#### STATED PROBLEM:
Single out the lines of the material that contain "ارشاد" and copy them.

#### WORKING DATA:
* BEGIN *

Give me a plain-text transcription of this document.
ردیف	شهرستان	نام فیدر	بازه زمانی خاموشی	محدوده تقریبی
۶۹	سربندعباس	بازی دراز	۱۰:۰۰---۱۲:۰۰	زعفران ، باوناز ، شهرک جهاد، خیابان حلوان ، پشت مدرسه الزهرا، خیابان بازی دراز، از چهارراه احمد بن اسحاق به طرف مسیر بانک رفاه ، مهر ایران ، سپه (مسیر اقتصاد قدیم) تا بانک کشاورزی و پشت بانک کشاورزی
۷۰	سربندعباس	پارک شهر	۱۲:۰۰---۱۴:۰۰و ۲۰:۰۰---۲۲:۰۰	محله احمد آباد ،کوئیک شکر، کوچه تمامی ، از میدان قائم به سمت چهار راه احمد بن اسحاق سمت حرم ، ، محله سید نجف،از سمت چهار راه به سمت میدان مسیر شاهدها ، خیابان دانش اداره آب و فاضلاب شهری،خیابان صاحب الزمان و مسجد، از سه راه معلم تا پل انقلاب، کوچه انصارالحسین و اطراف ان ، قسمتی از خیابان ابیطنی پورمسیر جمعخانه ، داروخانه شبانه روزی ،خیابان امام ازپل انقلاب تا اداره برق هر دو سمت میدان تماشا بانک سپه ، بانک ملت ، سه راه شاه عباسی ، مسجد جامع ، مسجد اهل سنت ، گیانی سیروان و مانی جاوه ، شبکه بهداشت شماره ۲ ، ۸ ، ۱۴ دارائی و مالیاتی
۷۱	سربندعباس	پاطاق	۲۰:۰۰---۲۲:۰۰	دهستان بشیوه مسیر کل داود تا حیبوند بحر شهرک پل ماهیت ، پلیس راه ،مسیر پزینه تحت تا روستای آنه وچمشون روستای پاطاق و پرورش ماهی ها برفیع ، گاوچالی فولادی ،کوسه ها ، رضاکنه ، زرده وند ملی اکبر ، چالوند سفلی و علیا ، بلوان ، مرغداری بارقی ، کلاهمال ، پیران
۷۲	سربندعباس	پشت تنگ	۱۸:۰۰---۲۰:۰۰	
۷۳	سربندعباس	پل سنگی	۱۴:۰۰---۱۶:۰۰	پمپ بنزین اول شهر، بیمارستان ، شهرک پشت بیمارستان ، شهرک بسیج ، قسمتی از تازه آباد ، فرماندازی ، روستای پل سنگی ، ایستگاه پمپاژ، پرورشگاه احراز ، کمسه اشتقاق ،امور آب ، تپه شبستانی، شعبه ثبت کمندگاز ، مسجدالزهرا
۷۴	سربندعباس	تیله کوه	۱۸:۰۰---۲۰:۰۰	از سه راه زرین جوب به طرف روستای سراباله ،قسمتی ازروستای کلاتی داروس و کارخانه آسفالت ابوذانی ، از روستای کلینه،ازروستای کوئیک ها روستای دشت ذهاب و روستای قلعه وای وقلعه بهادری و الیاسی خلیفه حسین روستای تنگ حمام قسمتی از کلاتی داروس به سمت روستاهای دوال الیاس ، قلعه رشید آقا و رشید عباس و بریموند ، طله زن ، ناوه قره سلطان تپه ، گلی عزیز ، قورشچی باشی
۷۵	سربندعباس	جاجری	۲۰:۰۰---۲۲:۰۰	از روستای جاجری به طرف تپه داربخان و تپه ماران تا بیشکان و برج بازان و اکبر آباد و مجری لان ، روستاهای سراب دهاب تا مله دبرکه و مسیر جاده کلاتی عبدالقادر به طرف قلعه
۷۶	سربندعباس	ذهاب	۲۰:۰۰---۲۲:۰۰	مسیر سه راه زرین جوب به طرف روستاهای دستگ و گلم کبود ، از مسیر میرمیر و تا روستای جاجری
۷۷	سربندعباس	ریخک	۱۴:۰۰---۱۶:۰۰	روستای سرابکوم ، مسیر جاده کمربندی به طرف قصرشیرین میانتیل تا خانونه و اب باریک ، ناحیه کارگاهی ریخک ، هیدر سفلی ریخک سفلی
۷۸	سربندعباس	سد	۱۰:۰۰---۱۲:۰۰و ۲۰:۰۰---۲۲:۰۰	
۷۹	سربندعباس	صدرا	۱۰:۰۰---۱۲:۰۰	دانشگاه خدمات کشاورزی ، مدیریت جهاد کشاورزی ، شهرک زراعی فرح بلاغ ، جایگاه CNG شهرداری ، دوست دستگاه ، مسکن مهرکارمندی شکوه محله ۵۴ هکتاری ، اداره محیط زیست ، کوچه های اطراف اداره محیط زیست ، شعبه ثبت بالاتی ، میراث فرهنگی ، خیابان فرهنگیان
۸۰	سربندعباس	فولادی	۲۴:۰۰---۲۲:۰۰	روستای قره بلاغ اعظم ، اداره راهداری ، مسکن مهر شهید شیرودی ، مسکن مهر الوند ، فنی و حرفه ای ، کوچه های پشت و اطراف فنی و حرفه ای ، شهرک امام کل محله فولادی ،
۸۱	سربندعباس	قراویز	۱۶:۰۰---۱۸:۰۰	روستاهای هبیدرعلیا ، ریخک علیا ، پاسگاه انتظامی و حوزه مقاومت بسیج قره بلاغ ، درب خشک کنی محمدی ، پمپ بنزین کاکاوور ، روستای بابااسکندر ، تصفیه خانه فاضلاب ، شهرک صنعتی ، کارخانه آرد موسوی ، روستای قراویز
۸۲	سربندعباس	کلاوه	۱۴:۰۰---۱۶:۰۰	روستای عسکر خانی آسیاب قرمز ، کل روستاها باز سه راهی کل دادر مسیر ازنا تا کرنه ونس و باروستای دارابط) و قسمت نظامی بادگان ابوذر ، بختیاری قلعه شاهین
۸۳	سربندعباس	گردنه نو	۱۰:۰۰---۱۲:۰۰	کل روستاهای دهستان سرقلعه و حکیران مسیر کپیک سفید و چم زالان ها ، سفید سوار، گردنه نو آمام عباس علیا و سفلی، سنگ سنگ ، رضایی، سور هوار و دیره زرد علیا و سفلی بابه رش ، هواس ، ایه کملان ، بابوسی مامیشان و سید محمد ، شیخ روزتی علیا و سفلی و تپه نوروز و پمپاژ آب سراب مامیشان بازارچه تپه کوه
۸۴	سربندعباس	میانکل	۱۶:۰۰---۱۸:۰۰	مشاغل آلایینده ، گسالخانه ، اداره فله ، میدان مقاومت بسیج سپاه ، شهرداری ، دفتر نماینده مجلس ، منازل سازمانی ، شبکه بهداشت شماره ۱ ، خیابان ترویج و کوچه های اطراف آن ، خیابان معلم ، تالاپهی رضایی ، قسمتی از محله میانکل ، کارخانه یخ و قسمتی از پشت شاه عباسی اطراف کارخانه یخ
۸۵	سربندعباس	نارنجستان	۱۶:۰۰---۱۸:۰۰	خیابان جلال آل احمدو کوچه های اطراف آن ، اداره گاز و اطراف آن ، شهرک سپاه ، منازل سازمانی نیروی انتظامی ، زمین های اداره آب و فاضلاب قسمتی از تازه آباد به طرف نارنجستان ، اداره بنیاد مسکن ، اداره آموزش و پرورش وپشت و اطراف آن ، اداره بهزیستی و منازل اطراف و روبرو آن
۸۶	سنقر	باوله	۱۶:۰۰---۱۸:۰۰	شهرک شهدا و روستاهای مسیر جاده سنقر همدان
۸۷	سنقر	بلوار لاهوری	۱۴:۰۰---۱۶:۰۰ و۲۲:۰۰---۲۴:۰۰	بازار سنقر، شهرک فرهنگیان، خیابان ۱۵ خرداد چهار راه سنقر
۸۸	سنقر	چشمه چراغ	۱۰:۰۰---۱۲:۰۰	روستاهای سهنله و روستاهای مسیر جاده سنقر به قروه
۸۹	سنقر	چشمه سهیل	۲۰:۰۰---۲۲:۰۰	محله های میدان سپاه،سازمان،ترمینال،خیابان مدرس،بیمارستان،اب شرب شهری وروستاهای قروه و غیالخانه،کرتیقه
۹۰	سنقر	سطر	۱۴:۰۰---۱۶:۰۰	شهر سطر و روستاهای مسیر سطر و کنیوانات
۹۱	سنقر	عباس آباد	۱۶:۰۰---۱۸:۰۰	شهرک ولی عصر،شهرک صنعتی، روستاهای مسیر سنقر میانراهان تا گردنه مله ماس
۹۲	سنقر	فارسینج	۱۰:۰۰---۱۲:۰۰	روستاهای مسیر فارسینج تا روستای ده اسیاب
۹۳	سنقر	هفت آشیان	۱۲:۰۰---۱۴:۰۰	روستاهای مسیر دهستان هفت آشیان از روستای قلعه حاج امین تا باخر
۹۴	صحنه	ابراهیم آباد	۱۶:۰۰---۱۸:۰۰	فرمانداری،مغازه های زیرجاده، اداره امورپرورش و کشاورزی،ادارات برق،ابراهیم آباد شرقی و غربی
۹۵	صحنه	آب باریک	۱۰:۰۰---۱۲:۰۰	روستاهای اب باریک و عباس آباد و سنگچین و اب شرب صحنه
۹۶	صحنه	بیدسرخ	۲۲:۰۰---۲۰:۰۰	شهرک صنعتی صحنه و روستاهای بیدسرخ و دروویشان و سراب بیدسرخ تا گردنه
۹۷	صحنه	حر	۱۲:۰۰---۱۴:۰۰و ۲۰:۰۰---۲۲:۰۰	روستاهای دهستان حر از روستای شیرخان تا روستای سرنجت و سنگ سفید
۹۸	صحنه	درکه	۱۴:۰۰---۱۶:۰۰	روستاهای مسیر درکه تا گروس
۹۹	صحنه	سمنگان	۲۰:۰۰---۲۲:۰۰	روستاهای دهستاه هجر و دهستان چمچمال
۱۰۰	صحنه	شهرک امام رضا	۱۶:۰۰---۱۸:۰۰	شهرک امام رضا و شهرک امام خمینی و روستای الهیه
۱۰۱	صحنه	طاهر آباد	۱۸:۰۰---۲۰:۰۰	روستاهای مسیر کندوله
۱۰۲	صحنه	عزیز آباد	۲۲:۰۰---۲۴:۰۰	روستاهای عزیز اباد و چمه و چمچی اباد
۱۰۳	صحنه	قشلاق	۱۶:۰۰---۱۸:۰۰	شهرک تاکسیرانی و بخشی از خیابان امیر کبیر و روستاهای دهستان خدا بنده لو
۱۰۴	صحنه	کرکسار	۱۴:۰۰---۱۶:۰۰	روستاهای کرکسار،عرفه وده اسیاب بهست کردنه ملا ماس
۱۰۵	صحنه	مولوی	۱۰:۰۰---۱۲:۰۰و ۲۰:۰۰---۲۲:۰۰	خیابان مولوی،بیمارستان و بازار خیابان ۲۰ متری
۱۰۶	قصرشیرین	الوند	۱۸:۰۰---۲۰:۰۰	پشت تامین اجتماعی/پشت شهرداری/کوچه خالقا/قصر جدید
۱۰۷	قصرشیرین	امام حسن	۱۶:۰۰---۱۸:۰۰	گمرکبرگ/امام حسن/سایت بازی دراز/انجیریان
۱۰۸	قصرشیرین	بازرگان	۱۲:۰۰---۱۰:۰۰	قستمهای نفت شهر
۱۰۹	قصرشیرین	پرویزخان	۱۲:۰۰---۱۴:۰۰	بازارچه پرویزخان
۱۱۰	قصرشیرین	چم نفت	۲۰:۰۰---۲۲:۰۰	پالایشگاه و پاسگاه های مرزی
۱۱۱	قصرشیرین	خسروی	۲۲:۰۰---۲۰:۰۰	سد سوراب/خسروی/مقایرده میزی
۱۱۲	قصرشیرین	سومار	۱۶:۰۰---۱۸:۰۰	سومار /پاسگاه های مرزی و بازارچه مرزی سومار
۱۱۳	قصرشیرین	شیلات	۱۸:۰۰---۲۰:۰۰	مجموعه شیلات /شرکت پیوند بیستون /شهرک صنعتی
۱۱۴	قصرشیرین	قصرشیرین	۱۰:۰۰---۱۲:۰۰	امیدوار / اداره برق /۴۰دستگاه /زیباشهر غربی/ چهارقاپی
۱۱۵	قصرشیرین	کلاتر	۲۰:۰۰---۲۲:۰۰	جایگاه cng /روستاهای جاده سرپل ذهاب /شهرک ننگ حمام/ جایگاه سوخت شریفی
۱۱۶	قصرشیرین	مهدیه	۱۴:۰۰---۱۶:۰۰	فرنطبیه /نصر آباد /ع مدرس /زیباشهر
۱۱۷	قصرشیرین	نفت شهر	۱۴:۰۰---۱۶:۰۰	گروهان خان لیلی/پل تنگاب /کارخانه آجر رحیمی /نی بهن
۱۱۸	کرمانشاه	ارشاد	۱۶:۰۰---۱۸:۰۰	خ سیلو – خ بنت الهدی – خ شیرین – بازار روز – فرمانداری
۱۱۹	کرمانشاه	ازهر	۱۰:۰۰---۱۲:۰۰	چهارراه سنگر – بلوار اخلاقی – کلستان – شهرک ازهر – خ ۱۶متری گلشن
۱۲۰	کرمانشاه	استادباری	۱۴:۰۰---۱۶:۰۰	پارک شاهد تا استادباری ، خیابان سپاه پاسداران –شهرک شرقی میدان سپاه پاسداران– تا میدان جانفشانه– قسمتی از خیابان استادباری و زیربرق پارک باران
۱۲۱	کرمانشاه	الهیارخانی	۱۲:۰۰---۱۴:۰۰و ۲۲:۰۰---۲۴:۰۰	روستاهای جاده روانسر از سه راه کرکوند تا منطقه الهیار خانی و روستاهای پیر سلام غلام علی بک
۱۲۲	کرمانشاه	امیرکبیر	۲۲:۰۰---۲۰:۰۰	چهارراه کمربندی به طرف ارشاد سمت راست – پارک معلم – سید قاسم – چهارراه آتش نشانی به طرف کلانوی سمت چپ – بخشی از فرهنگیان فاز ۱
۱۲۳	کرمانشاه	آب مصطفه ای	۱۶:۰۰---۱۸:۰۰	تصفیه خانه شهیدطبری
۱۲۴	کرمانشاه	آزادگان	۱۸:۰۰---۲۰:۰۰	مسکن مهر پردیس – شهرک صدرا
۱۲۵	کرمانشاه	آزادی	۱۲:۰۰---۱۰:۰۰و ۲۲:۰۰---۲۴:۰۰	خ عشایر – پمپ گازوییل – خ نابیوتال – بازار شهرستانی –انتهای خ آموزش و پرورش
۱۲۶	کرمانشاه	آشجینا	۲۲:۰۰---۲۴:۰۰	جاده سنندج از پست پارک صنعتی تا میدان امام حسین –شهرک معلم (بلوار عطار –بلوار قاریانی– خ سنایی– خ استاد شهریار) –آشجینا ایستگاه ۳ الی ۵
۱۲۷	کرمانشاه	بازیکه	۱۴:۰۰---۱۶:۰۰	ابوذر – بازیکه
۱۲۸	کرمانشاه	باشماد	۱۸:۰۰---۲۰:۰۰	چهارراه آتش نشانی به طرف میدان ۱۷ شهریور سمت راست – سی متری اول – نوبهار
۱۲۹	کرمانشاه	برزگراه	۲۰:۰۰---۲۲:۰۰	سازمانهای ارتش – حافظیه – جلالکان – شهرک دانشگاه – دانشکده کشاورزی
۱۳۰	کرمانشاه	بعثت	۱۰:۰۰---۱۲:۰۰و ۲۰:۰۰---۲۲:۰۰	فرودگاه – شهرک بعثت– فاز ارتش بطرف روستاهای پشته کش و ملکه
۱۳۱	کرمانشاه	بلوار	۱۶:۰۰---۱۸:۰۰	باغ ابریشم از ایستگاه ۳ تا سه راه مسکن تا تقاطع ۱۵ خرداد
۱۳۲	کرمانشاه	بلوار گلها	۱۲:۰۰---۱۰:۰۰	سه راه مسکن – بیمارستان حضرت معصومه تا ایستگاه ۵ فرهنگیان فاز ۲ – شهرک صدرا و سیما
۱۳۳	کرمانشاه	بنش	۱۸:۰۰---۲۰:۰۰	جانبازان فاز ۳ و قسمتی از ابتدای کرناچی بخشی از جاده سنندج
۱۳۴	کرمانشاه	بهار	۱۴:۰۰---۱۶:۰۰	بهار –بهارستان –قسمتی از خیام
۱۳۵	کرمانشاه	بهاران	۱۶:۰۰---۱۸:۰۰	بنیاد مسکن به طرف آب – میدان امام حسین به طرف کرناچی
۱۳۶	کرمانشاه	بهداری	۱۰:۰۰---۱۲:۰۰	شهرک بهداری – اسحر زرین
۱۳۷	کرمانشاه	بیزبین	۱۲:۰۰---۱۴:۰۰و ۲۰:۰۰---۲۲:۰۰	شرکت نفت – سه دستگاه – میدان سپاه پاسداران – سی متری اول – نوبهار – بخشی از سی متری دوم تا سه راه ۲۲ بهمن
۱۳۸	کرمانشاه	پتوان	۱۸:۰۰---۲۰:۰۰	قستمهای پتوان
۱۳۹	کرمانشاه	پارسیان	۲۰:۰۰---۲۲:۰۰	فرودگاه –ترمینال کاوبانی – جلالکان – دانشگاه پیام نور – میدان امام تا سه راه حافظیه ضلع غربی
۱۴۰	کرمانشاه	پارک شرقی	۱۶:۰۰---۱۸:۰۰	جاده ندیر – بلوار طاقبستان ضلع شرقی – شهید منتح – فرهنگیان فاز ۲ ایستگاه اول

* END *

#### COMPLETE ANSWER:
۱۱۸	کرمانشاه	ارشاد	۱۶:۰۰---۱۸:۰۰	خ سیلو – خ بنت الهدی – خ شیرین – بازار روز – فرمانداری
۱۲۲	کرمانشاه	امیرکبیر	۲۲:۰۰---۲۰:۰۰	چهارراه کمربندی به طرف ارشاد سمت راست – پارک معلم – سید قاسم – چهارراه آتش نشانی به طرف کلانوی سمت چپ – بخشی از فرهنگیان فاز ۱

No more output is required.